* _Record list_:
• • • • • • •

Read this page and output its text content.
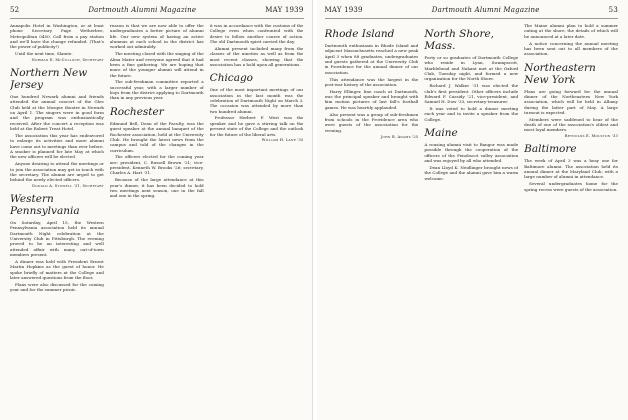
52	Dartmouth Alumni Magazine	MAY 1939

Annapolis Hotel in Washington, or at least phone Secretary Page Wetherbee, Metropolitan 0450. Call from a pay station and we'll have the change refunded. (That's the power of publicity!)

Until the next time, Slainte.

Norman E. McCulloch, Secretary
Northern New Jersey

One hundred Newark alumni and friends attended the annual concert of the Glee Club held at the Mosque theatre in Newark on April 1. The singers were in good form and the program was enthusiastically received. After the concert a reception was held at the Robert Treat Hotel.

The association this year has endeavored to enlarge its activities and more alumni have come out to meetings than ever before. A smoker is planned for late May at which the new officers will be elected.

Anyone desiring to attend the meetings or to join the association may get in touch with the secretary. The alumni are urged to get behind the newly elected officers.

Donald A. Stowell '31, Secretary
Western Pennsylvania

On Saturday, April 15, the Western Pennsylvania association held its annual Dartmouth Night celebration at the University Club in Pittsburgh. The evening proved to be an interesting and well attended affair with many out-of-town members present.

A dinner was held with President Ernest Martin Hopkins as the guest of honor. He spoke briefly of matters at the College and later answered questions from the floor.

Plans were also discussed for the coming year and for the summer picnic.

reason is that we are now able to offer the undergraduates a better picture of alumni life. Our new system of having an active alumnus at each school in the district has worked out admirably.

The meeting closed with the singing of the Alma Mater and everyone agreed that it had been a fine gathering. We are hoping that more of the younger alumni will attend in the future.

The sub-freshman committee reported a successful year, with a larger number of boys from the district applying to Dartmouth than in any previous year.

Rochester

Edmund Bell, Dean of the Faculty, was the guest speaker at the annual banquet of the Rochester association, held at the University Club. He brought the latest news from the campus and told of the changes in the curriculum.

The officers elected for the coming year are: president, C. Russell Brown '21; vice-president, Kenneth W. Brooks '26; secretary, Charles A. Hart '31.

Because of the large attendance at this year's dinner, it has been decided to hold two meetings next season, one in the fall and one in the spring.

it was in accordance with the customs of the College even when confronted with the desire to follow another course of action. The old Dartmouth spirit carried the day.

Alumni present included many from the classes of the nineties as well as from the most recent classes, showing that the association has a hold upon all generations.

Chicago

One of the most important meetings of our association in the last month was the celebration of Dartmouth Night on March 3. The occasion was attended by more than two hundred alumni.

Professor Herbert F. West was the speaker and he gave a stirring talk on the present state of the College and the outlook for the future of the liberal arts.

William H. Lane '35
MAY 1939	Dartmouth Alumni Magazine	53
Rhode Island

Dartmouth enthusiasm in Rhode Island and adjacent Massachusetts reached a new peak April 3 when 88 graduates, undergraduates and guests gathered at the University Club in Providence for the annual dinner of our association.

This attendance was the largest in the post-war history of the association.

Harry Ellinger, line coach at Dartmouth, was the principal speaker and brought with him motion pictures of last fall's football games. He was heartily applauded.

Also present was a group of sub-freshmen from schools in the Providence area who were guests of the association for the evening.

John R. Adams '25
North Shore, Mass.

Forty or so graduates of Dartmouth College who reside in Lynn, Swampscott, Marblehead and Nahant met at the Oxford Club, Tuesday night, and formed a new organization for the North Shore.

Richard J. Walker '31 was elected the club's first president. Other officers include Edward F. Cassidy '21, vice-president, and Samuel H. Dow '33, secretary-treasurer.

It was voted to hold a dinner meeting each year and to invite a speaker from the College.

Maine

A rousing alumni visit to Bangor was made possible through the cooperation of the officers of the Penobscot valley association and was enjoyed by all who attended.

Dean Lloyd K. Neidlinger brought news of the College and the alumni gave him a warm welcome.

The Maine alumni plan to hold a summer outing at the shore, the details of which will be announced at a later date.

A notice concerning the annual meeting has been sent out to all members of the association.

Northeastern New York

Plans are going forward for the annual dinner of the Northeastern New York association, which will be held in Albany during the latter part of May. A large turnout is expected.

Members were saddened to hear of the death of one of the association's oldest and most loyal members.

Reynolds E. Moulton '33
Baltimore

The week of April 3 was a busy one for Baltimore alumni. The association held its annual dinner at the Maryland Club, with a large number of alumni in attendance.

Several undergraduates home for the spring recess were guests of the association.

• • • • • • •

* _Written problem_:
Give the data above again in full and unchanged, skipping the pictures.

* _Task solution_:
Read this page and output its text content.
52	Dartmouth Alumni Magazine	MAY 1939

Annapolis Hotel in Washington, or at least phone Secretary Page Wetherbee, Metropolitan 0450. Call from a pay station and we'll have the change refunded. (That's the power of publicity!)

Until the next time, Slainte.

Norman E. McCulloch, Secretary
Northern New Jersey

One hundred Newark alumni and friends attended the annual concert of the Glee Club held at the Mosque theatre in Newark on April 1. The singers were in good form and the program was enthusiastically received. After the concert a reception was held at the Robert Treat Hotel.

The association this year has endeavored to enlarge its activities and more alumni have come out to meetings than ever before. A smoker is planned for late May at which the new officers will be elected.

Anyone desiring to attend the meetings or to join the association may get in touch with the secretary. The alumni are urged to get behind the newly elected officers.

Donald A. Stowell '31, Secretary
Western Pennsylvania

On Saturday, April 15, the Western Pennsylvania association held its annual Dartmouth Night celebration at the University Club in Pittsburgh. The evening proved to be an interesting and well attended affair with many out-of-town members present.

A dinner was held with President Ernest Martin Hopkins as the guest of honor. He spoke briefly of matters at the College and later answered questions from the floor.

Plans were also discussed for the coming year and for the summer picnic.

reason is that we are now able to offer the undergraduates a better picture of alumni life. Our new system of having an active alumnus at each school in the district has worked out admirably.

The meeting closed with the singing of the Alma Mater and everyone agreed that it had been a fine gathering. We are hoping that more of the younger alumni will attend in the future.

The sub-freshman committee reported a successful year, with a larger number of boys from the district applying to Dartmouth than in any previous year.

Rochester

Edmund Bell, Dean of the Faculty, was the guest speaker at the annual banquet of the Rochester association, held at the University Club. He brought the latest news from the campus and told of the changes in the curriculum.

The officers elected for the coming year are: president, C. Russell Brown '21; vice-president, Kenneth W. Brooks '26; secretary, Charles A. Hart '31.

Because of the large attendance at this year's dinner, it has been decided to hold two meetings next season, one in the fall and one in the spring.

it was in accordance with the customs of the College even when confronted with the desire to follow another course of action. The old Dartmouth spirit carried the day.

Alumni present included many from the classes of the nineties as well as from the most recent classes, showing that the association has a hold upon all generations.

Chicago

One of the most important meetings of our association in the last month was the celebration of Dartmouth Night on March 3. The occasion was attended by more than two hundred alumni.

Professor Herbert F. West was the speaker and he gave a stirring talk on the present state of the College and the outlook for the future of the liberal arts.

William H. Lane '35
MAY 1939	Dartmouth Alumni Magazine	53
Rhode Island

Dartmouth enthusiasm in Rhode Island and adjacent Massachusetts reached a new peak April 3 when 88 graduates, undergraduates and guests gathered at the University Club in Providence for the annual dinner of our association.

This attendance was the largest in the post-war history of the association.

Harry Ellinger, line coach at Dartmouth, was the principal speaker and brought with him motion pictures of last fall's football games. He was heartily applauded.

Also present was a group of sub-freshmen from schools in the Providence area who were guests of the association for the evening.

John R. Adams '25
North Shore, Mass.

Forty or so graduates of Dartmouth College who reside in Lynn, Swampscott, Marblehead and Nahant met at the Oxford Club, Tuesday night, and formed a new organization for the North Shore.

Richard J. Walker '31 was elected the club's first president. Other officers include Edward F. Cassidy '21, vice-president, and Samuel H. Dow '33, secretary-treasurer.

It was voted to hold a dinner meeting each year and to invite a speaker from the College.

Maine

A rousing alumni visit to Bangor was made possible through the cooperation of the officers of the Penobscot valley association and was enjoyed by all who attended.

Dean Lloyd K. Neidlinger brought news of the College and the alumni gave him a warm welcome.

The Maine alumni plan to hold a summer outing at the shore, the details of which will be announced at a later date.

A notice concerning the annual meeting has been sent out to all members of the association.

Northeastern New York

Plans are going forward for the annual dinner of the Northeastern New York association, which will be held in Albany during the latter part of May. A large turnout is expected.

Members were saddened to hear of the death of one of the association's oldest and most loyal members.

Reynolds E. Moulton '33
Baltimore

The week of April 3 was a busy one for Baltimore alumni. The association held its annual dinner at the Maryland Club, with a large number of alumni in attendance.

Several undergraduates home for the spring recess were guests of the association.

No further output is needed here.